[Excerpt from a dataset]

--------------------------------------------------

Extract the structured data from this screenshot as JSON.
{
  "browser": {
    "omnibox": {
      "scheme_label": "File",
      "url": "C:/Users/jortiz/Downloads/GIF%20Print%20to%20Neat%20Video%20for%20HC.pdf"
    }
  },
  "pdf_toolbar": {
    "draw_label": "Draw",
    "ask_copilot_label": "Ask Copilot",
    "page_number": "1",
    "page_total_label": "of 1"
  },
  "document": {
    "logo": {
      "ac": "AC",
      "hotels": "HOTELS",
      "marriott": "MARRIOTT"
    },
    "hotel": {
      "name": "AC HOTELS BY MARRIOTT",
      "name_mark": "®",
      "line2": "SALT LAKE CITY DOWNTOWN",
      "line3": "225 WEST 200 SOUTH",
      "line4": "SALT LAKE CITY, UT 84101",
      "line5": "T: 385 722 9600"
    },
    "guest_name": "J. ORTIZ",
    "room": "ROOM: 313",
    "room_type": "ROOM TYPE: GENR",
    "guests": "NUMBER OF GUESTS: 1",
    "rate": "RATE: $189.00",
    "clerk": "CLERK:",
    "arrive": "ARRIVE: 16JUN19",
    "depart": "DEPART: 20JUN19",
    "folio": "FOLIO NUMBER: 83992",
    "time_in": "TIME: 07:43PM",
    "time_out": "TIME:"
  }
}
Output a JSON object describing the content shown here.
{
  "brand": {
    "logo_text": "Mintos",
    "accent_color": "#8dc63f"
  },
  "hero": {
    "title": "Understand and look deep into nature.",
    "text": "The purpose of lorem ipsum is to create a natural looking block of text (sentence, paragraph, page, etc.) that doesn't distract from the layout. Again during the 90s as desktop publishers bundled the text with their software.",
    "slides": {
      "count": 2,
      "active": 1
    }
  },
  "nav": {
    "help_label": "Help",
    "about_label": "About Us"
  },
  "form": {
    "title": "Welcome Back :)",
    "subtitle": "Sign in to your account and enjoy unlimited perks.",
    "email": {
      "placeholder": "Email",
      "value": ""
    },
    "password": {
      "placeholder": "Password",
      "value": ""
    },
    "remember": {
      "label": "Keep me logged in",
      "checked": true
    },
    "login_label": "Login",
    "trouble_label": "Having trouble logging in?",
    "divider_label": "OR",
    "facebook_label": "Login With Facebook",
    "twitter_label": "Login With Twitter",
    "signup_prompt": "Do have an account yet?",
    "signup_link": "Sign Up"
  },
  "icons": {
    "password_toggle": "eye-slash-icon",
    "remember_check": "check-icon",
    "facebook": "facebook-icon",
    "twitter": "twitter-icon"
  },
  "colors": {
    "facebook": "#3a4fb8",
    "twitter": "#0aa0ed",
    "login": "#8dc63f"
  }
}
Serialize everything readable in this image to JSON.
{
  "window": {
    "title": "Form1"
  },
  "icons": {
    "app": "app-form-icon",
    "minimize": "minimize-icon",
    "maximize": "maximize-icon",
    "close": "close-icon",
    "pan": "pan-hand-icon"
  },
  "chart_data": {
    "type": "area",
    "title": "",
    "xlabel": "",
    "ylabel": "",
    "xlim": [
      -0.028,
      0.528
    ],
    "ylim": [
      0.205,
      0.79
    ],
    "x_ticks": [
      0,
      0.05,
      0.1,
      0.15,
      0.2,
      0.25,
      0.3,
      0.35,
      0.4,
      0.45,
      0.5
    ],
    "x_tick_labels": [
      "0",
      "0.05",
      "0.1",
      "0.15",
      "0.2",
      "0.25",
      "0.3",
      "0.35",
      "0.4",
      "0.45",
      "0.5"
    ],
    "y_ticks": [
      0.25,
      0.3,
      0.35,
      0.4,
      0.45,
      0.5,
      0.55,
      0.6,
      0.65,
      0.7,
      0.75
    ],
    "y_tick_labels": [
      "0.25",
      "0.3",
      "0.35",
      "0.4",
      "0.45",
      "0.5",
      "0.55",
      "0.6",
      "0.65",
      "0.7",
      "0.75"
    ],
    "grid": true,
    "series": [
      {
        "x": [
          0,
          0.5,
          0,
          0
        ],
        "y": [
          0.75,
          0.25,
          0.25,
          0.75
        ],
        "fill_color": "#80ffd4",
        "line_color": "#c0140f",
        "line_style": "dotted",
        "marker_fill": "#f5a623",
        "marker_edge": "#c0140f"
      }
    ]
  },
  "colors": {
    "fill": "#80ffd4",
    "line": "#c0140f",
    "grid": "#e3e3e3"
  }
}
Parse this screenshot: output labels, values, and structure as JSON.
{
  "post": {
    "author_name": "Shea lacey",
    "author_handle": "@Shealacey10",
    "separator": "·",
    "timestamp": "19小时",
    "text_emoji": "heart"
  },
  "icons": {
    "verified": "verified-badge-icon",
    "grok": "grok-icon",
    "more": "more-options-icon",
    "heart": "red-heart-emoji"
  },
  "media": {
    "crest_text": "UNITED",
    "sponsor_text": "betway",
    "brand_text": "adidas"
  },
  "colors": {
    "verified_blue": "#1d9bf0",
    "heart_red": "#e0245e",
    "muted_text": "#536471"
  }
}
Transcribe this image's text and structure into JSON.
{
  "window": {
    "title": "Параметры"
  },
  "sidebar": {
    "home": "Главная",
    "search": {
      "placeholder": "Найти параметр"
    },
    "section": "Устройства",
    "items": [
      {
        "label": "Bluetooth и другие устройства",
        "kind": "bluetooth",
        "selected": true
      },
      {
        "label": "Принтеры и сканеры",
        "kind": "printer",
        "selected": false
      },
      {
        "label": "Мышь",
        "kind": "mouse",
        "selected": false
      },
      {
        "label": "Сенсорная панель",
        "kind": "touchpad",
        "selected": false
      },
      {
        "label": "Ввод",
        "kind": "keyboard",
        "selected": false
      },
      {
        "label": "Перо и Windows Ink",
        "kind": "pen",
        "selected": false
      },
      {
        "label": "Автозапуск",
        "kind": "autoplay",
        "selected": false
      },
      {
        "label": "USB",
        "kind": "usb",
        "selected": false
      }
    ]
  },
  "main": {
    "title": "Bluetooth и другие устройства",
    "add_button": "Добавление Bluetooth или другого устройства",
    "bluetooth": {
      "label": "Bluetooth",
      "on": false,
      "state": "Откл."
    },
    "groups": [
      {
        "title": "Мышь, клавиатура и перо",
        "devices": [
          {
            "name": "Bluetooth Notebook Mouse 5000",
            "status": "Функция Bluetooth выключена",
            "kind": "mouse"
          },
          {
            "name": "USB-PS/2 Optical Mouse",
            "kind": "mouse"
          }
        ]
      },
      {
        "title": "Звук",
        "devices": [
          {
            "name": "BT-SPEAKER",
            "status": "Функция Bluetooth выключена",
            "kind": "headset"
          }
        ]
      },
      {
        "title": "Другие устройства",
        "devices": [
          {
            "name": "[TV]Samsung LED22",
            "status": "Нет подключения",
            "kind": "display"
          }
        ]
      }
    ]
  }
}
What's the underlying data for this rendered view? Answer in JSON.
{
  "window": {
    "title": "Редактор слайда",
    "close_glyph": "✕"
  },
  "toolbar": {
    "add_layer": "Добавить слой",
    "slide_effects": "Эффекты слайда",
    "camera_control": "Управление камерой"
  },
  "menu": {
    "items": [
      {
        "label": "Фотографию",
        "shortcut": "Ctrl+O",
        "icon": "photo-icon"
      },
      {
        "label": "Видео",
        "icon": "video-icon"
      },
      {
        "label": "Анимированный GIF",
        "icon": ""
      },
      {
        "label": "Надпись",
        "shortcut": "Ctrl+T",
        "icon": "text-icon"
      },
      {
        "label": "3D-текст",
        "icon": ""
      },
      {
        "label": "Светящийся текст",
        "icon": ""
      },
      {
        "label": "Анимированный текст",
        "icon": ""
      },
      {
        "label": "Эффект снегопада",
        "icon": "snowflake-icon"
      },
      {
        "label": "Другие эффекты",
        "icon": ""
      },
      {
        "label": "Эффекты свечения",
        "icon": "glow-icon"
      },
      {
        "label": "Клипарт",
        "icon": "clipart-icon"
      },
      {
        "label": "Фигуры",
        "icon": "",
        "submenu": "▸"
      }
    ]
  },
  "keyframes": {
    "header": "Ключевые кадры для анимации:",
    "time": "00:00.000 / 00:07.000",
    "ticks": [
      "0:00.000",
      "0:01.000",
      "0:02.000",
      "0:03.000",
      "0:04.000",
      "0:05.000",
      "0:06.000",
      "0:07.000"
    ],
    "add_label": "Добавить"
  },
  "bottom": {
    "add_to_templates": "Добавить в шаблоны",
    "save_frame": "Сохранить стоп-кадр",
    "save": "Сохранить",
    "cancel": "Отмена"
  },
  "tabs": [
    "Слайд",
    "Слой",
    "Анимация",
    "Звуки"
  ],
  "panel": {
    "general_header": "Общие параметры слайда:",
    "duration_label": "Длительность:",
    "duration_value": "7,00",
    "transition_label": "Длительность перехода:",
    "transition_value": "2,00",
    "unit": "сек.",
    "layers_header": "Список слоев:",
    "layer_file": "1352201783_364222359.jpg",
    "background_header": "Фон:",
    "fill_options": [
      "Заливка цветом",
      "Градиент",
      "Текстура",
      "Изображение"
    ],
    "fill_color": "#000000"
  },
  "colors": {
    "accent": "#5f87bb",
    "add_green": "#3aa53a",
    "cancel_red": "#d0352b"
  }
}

--------------------------------------------------

Identify how many lines in the entries above include the string "Сохранить", then state that number alone.

2